Stored data
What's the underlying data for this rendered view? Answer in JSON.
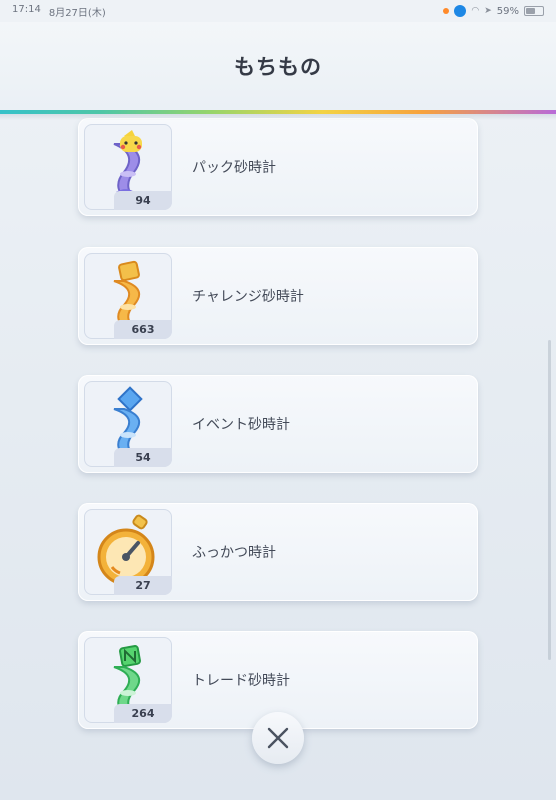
{
  "status_bar": {
    "time": "17:14",
    "date": "8月27日(木)",
    "battery": "59%",
    "battery_level": 0.59
  },
  "header": {
    "title": "もちもの"
  },
  "items": [
    {
      "name": "パック砂時計",
      "count": "94",
      "icon": "pack-hourglass-icon",
      "accent": "#8f7be0"
    },
    {
      "name": "チャレンジ砂時計",
      "count": "663",
      "icon": "challenge-hourglass-icon",
      "accent": "#f0a43a"
    },
    {
      "name": "イベント砂時計",
      "count": "54",
      "icon": "event-hourglass-icon",
      "accent": "#4a8fe0"
    },
    {
      "name": "ふっかつ時計",
      "count": "27",
      "icon": "revival-clock-icon",
      "accent": "#e89a2a"
    },
    {
      "name": "トレード砂時計",
      "count": "264",
      "icon": "trade-hourglass-icon",
      "accent": "#3fbf5f"
    }
  ],
  "close": {
    "icon": "close-icon"
  }
}
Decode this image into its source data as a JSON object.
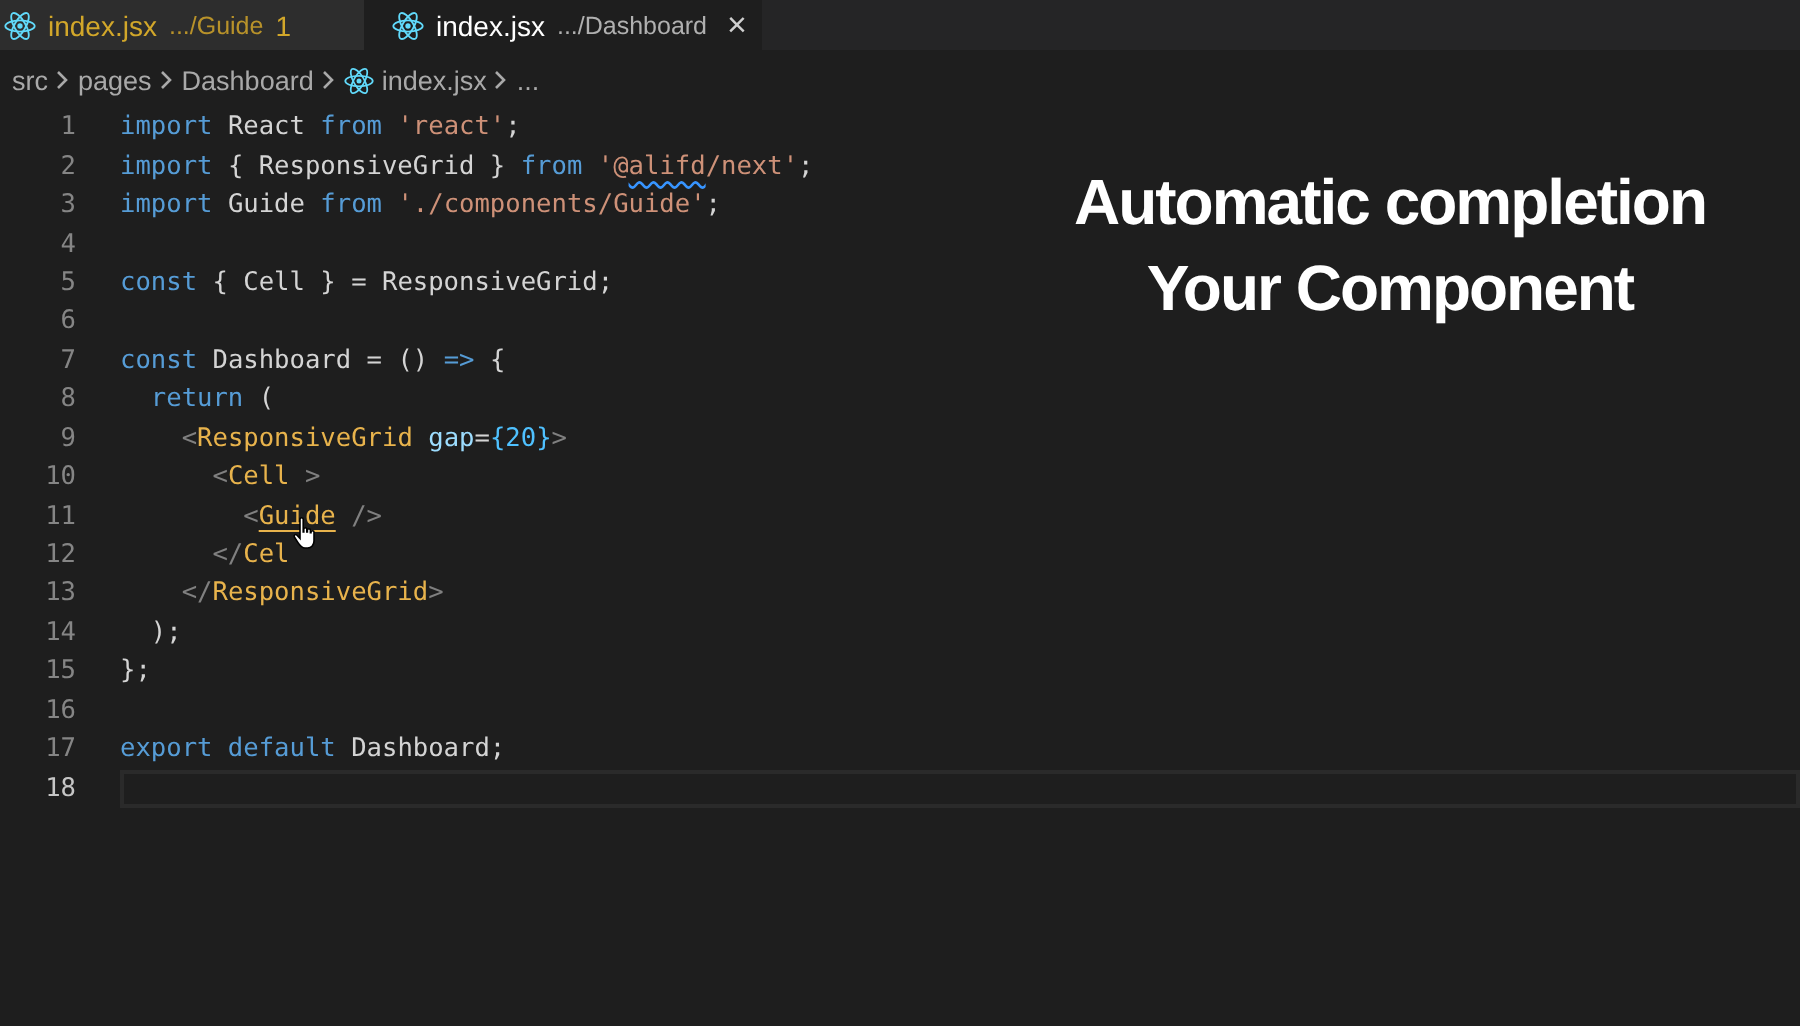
{
  "tabs": [
    {
      "name": "index.jsx",
      "path": ".../Guide",
      "badge": "1",
      "warning": true,
      "selected": false
    },
    {
      "name": "index.jsx",
      "path": ".../Dashboard",
      "close": "×",
      "warning": false,
      "selected": true
    }
  ],
  "breadcrumb": [
    {
      "label": "src",
      "kind": "folder"
    },
    {
      "label": "pages",
      "kind": "folder"
    },
    {
      "label": "Dashboard",
      "kind": "folder"
    },
    {
      "label": "index.jsx",
      "kind": "file"
    },
    {
      "label": "...",
      "kind": "more"
    }
  ],
  "lines": [
    {
      "number": "1",
      "current": false,
      "tokens": [
        {
          "t": "import",
          "kind": "kw"
        },
        {
          "t": " React ",
          "kind": "plain"
        },
        {
          "t": "from",
          "kind": "kw"
        },
        {
          "t": " 'react'",
          "kind": "str"
        },
        {
          "t": ";",
          "kind": "plain"
        }
      ]
    },
    {
      "number": "2",
      "current": false,
      "tokens": [
        {
          "t": "import",
          "kind": "kw"
        },
        {
          "t": " { ResponsiveGrid } ",
          "kind": "plain"
        },
        {
          "t": "from",
          "kind": "kw"
        },
        {
          "t": " '@",
          "kind": "str"
        },
        {
          "t": "alifd",
          "kind": "warn"
        },
        {
          "t": "/next'",
          "kind": "str"
        },
        {
          "t": ";",
          "kind": "plain"
        }
      ]
    },
    {
      "number": "3",
      "current": false,
      "tokens": [
        {
          "t": "import",
          "kind": "kw"
        },
        {
          "t": " Guide ",
          "kind": "plain"
        },
        {
          "t": "from",
          "kind": "kw"
        },
        {
          "t": " './components/Guide'",
          "kind": "str"
        },
        {
          "t": ";",
          "kind": "plain"
        }
      ]
    },
    {
      "number": "4",
      "current": false
    },
    {
      "number": "5",
      "current": false,
      "tokens": [
        {
          "t": "const",
          "kind": "kw"
        },
        {
          "t": " { Cell } = ResponsiveGrid;",
          "kind": "plain"
        }
      ]
    },
    {
      "number": "6",
      "current": false
    },
    {
      "number": "7",
      "current": false,
      "tokens": [
        {
          "t": "const",
          "kind": "kw"
        },
        {
          "t": " Dashboard = () ",
          "kind": "plain"
        },
        {
          "t": "=>",
          "kind": "kw"
        },
        {
          "t": " {",
          "kind": "plain"
        }
      ]
    },
    {
      "number": "8",
      "current": false,
      "tokens": [
        {
          "t": "  return",
          "kind": "kw"
        },
        {
          "t": " (",
          "kind": "plain"
        }
      ]
    },
    {
      "number": "9",
      "current": false,
      "tokens": [
        {
          "t": "    <",
          "kind": "punct"
        },
        {
          "t": "ResponsiveGrid",
          "kind": "tag"
        },
        {
          "t": " gap",
          "kind": "attr"
        },
        {
          "t": "=",
          "kind": "plain"
        },
        {
          "t": "{20}",
          "kind": "num"
        },
        {
          "t": ">",
          "kind": "punct"
        }
      ]
    },
    {
      "number": "10",
      "current": false,
      "tokens": [
        {
          "t": "      <",
          "kind": "punct"
        },
        {
          "t": "Cell",
          "kind": "tag"
        },
        {
          "t": " >",
          "kind": "punct"
        }
      ]
    },
    {
      "number": "11",
      "current": false,
      "tokens": [
        {
          "t": "        <",
          "kind": "punct"
        },
        {
          "t": "Guide",
          "kind": "link"
        },
        {
          "t": " />",
          "kind": "punct"
        }
      ]
    },
    {
      "number": "12",
      "current": false,
      "tokens": [
        {
          "t": "      </",
          "kind": "punct"
        },
        {
          "t": "Cel",
          "kind": "tag"
        }
      ]
    },
    {
      "number": "13",
      "current": false,
      "tokens": [
        {
          "t": "    </",
          "kind": "punct"
        },
        {
          "t": "ResponsiveGrid",
          "kind": "tag"
        },
        {
          "t": ">",
          "kind": "punct"
        }
      ]
    },
    {
      "number": "14",
      "current": false,
      "tokens": [
        {
          "t": "  );",
          "kind": "plain"
        }
      ]
    },
    {
      "number": "15",
      "current": false,
      "tokens": [
        {
          "t": "};",
          "kind": "plain"
        }
      ]
    },
    {
      "number": "16",
      "current": false
    },
    {
      "number": "17",
      "current": false,
      "tokens": [
        {
          "t": "export default",
          "kind": "kw"
        },
        {
          "t": " Dashboard;",
          "kind": "plain"
        }
      ]
    },
    {
      "number": "18",
      "current": true
    }
  ],
  "caption": [
    "Automatic completion",
    "Your Component"
  ]
}
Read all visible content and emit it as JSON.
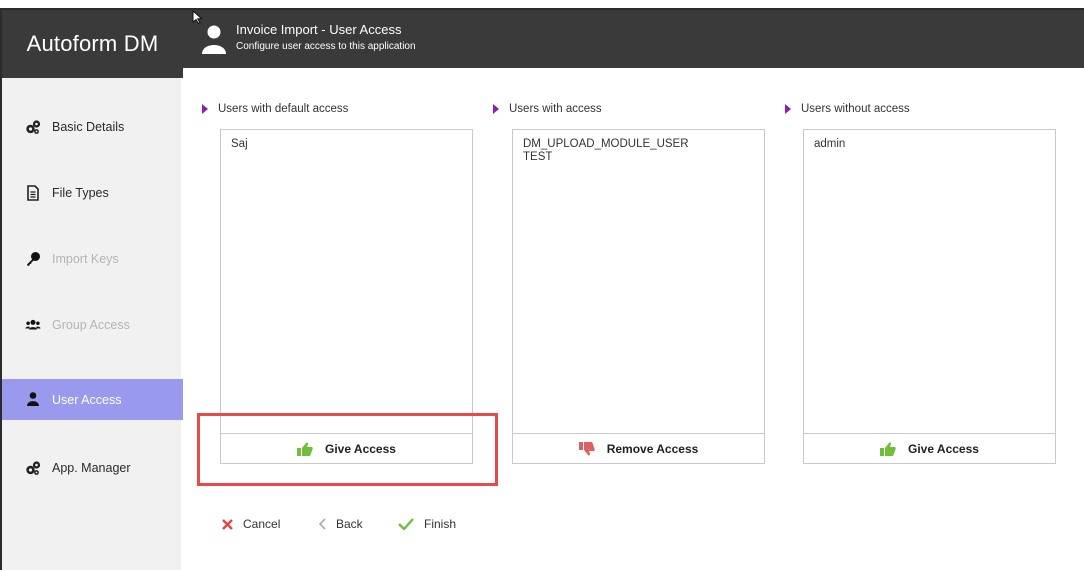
{
  "app": {
    "brand": "Autoform DM"
  },
  "header": {
    "title": "Invoice Import - User Access",
    "subtitle": "Configure user access to this application",
    "icon": "user-icon"
  },
  "sidebar": {
    "items": [
      {
        "label": "Basic Details",
        "icon": "cogs-icon",
        "state": "normal"
      },
      {
        "label": "File Types",
        "icon": "document-icon",
        "state": "normal"
      },
      {
        "label": "Import Keys",
        "icon": "key-icon",
        "state": "disabled"
      },
      {
        "label": "Group Access",
        "icon": "users-icon",
        "state": "disabled"
      },
      {
        "label": "User Access",
        "icon": "user-icon",
        "state": "active"
      },
      {
        "label": "App. Manager",
        "icon": "cogs-icon",
        "state": "normal"
      }
    ]
  },
  "columns": [
    {
      "title": "Users with default access",
      "users": [
        "Saj"
      ],
      "action": "Give Access",
      "action_icon": "thumbs-up-icon"
    },
    {
      "title": "Users with access",
      "users": [
        "DM_UPLOAD_MODULE_USER",
        "TEST"
      ],
      "action": "Remove Access",
      "action_icon": "thumbs-down-icon"
    },
    {
      "title": "Users without access",
      "users": [
        "admin"
      ],
      "action": "Give Access",
      "action_icon": "thumbs-up-icon"
    }
  ],
  "footer": {
    "cancel": "Cancel",
    "back": "Back",
    "finish": "Finish"
  },
  "colors": {
    "accent_active": "#9999ee",
    "header_bg": "#3a3a3a",
    "marker": "#8b1fb0",
    "thumb_up": "#6fbf3a",
    "thumb_down": "#e06060",
    "cancel": "#e04545",
    "finish": "#6fbf3a",
    "highlight": "#e84a4a"
  }
}
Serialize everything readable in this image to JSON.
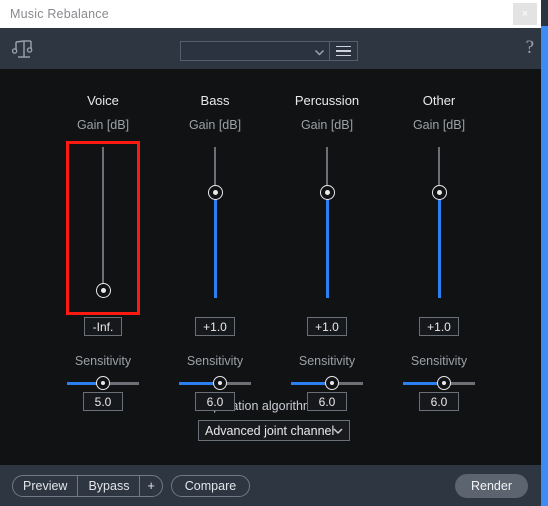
{
  "window": {
    "title": "Music Rebalance",
    "close_label": "×"
  },
  "toolbar": {
    "logo_icon": "music-balance-icon",
    "preset_value": "",
    "preset_placeholder": "",
    "menu_icon": "hamburger-menu-icon",
    "help_label": "?"
  },
  "stems": [
    {
      "name": "Voice",
      "gain_label": "Gain [dB]",
      "gain_value": "-Inf.",
      "gain_knob_pct": 96,
      "fill_pct": 0,
      "highlighted": true,
      "sensitivity_label": "Sensitivity",
      "sensitivity_value": "5.0",
      "sensitivity_pct": 50
    },
    {
      "name": "Bass",
      "gain_label": "Gain [dB]",
      "gain_value": "+1.0",
      "gain_knob_pct": 27,
      "fill_pct": 73,
      "highlighted": false,
      "sensitivity_label": "Sensitivity",
      "sensitivity_value": "6.0",
      "sensitivity_pct": 56
    },
    {
      "name": "Percussion",
      "gain_label": "Gain [dB]",
      "gain_value": "+1.0",
      "gain_knob_pct": 27,
      "fill_pct": 73,
      "highlighted": false,
      "sensitivity_label": "Sensitivity",
      "sensitivity_value": "6.0",
      "sensitivity_pct": 56
    },
    {
      "name": "Other",
      "gain_label": "Gain [dB]",
      "gain_value": "+1.0",
      "gain_knob_pct": 27,
      "fill_pct": 73,
      "highlighted": false,
      "sensitivity_label": "Sensitivity",
      "sensitivity_value": "6.0",
      "sensitivity_pct": 56
    }
  ],
  "separation": {
    "label": "Separation algorithm",
    "value": "Advanced joint channel"
  },
  "footer": {
    "preview_label": "Preview",
    "bypass_label": "Bypass",
    "plus_label": "+",
    "compare_label": "Compare",
    "render_label": "Render"
  },
  "colors": {
    "accent_blue": "#2b7ff0",
    "highlight_red": "#fd1a11",
    "toolbar_bg": "#2e3642",
    "panel_bg": "#111214",
    "titlebar_bg": "#ffffff"
  }
}
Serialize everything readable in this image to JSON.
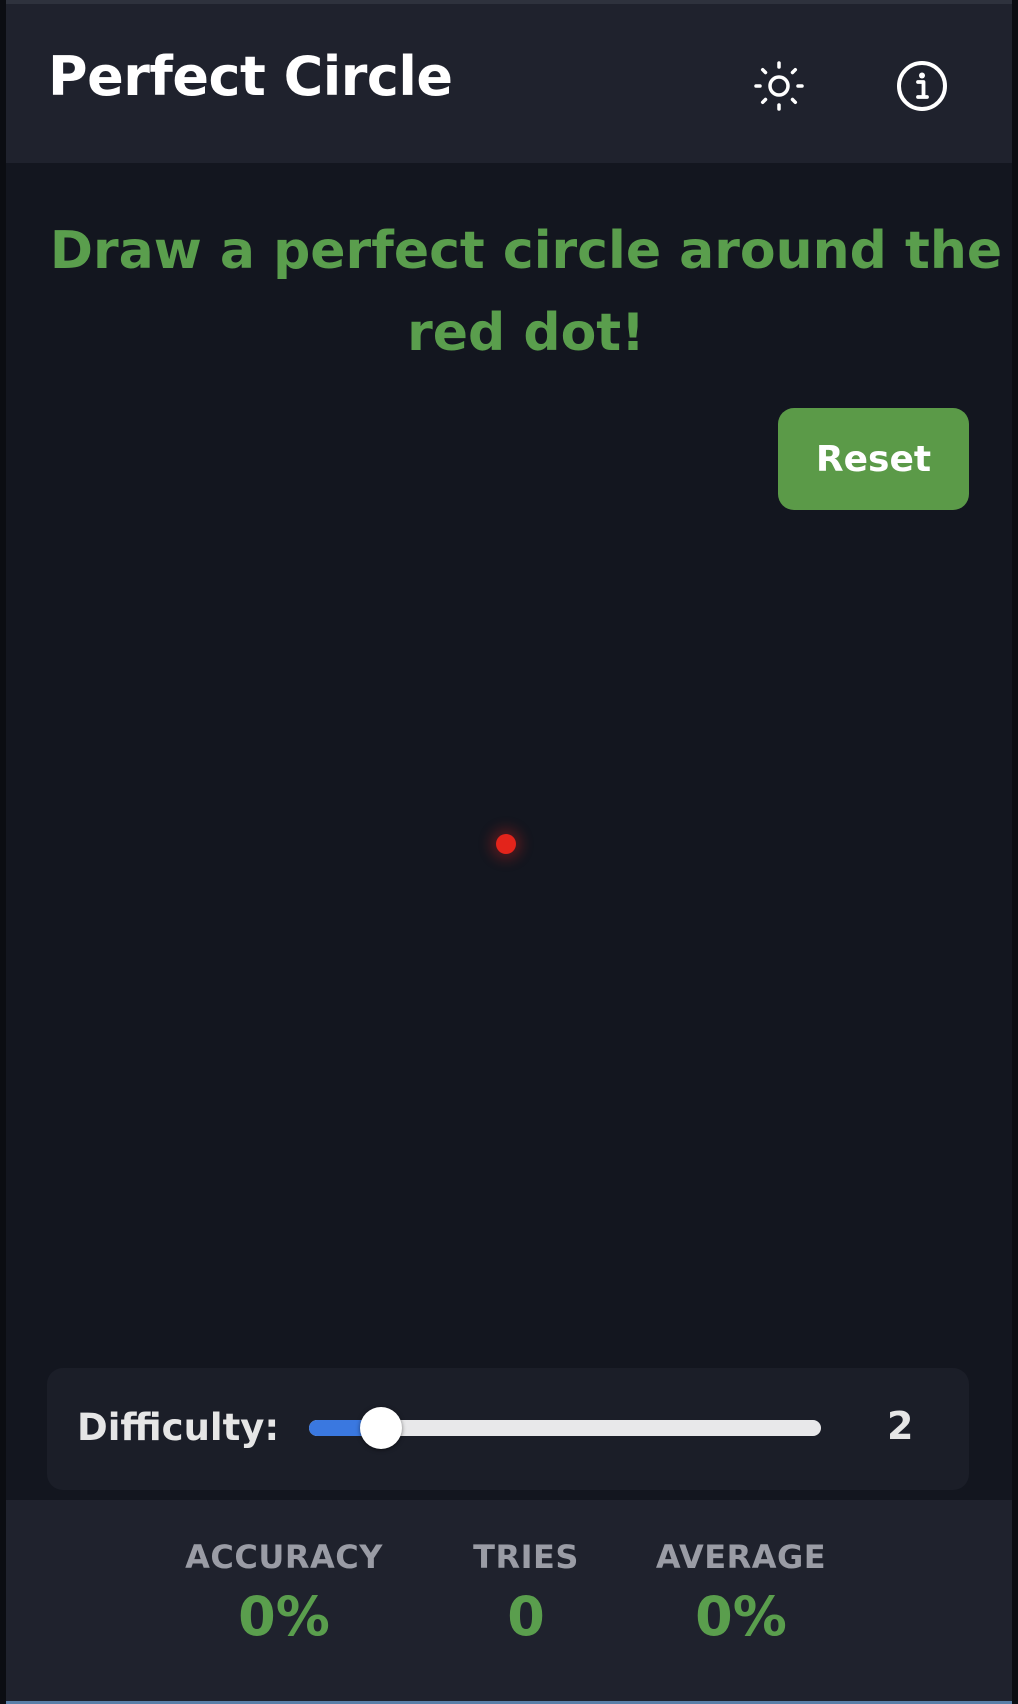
{
  "header": {
    "title": "Perfect Circle",
    "theme_icon": "sun-icon",
    "info_icon": "info-icon"
  },
  "game": {
    "instruction": "Draw a perfect circle around the red dot!",
    "reset_label": "Reset",
    "dot_color": "#e3241b"
  },
  "difficulty": {
    "label": "Difficulty:",
    "value": "2",
    "fill_fraction": 0.14
  },
  "stats": {
    "accuracy": {
      "label": "ACCURACY",
      "value": "0%"
    },
    "tries": {
      "label": "TRIES",
      "value": "0"
    },
    "average": {
      "label": "AVERAGE",
      "value": "0%"
    }
  },
  "colors": {
    "accent_green": "#5a9e4d",
    "slider_blue": "#3a78e0",
    "background": "#13161f"
  }
}
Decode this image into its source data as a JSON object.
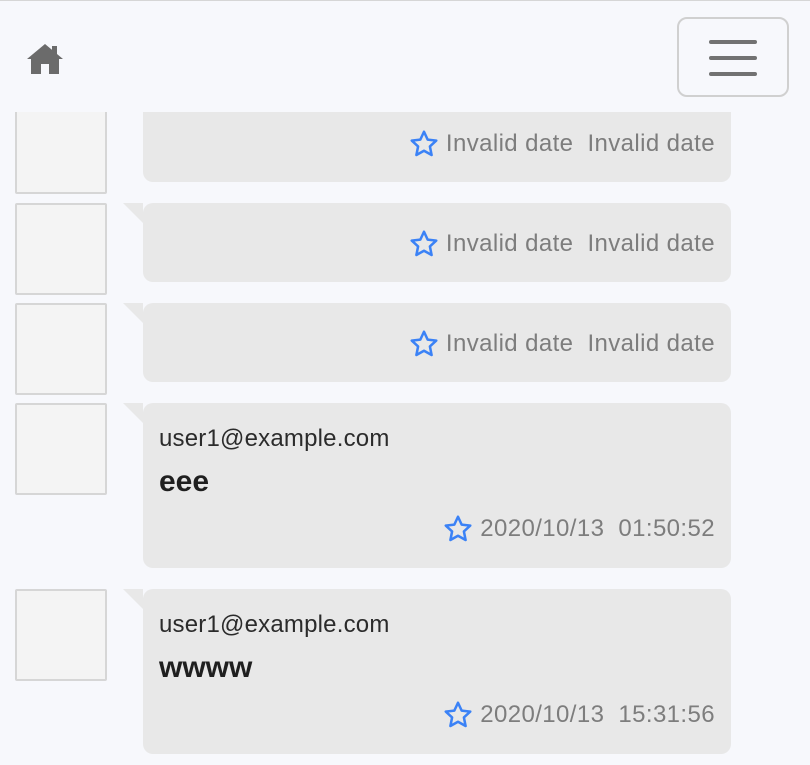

WRITTEN INSTRUCTION. Count the lines above that contain the word "default". Give only the number.

EXERCISE OUTPUT. 2